**EXERCISE**.
Scan the data below and pick out the lines containing the word "with".

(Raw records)
-=-=-=-=-
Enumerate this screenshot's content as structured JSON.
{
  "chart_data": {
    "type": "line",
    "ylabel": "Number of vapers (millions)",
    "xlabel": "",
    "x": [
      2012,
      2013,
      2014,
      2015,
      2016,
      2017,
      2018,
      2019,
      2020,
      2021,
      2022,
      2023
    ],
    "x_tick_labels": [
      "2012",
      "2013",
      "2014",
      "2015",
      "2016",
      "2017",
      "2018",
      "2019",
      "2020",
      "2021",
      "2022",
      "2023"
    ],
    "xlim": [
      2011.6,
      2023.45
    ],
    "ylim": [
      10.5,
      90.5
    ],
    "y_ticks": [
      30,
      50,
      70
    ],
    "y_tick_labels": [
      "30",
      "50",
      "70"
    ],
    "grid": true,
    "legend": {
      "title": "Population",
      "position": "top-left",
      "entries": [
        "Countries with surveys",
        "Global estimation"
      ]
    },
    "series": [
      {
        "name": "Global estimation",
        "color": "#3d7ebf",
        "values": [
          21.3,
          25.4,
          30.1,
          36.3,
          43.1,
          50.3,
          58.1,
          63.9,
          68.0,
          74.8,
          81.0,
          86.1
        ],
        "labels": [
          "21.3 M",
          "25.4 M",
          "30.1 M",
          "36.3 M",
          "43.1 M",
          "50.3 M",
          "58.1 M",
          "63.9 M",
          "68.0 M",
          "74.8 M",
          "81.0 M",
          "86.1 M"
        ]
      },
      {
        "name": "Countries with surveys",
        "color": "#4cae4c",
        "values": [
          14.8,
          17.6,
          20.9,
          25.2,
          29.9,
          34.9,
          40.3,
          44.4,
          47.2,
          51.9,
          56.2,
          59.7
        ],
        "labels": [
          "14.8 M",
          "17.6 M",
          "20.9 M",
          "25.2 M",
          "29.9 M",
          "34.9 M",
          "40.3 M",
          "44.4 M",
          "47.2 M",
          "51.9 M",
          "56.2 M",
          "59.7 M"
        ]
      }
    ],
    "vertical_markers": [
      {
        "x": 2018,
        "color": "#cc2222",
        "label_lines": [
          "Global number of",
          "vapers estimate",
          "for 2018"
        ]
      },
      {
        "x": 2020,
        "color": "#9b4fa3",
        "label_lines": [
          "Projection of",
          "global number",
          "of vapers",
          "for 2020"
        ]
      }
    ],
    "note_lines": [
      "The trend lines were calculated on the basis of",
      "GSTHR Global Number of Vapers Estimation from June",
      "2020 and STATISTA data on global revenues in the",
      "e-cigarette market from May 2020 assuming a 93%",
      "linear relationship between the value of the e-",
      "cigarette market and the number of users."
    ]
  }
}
-=-=-=-=-
**TASK SOLUTION**.
        "Countries with surveys",
        "name": "Countries with surveys",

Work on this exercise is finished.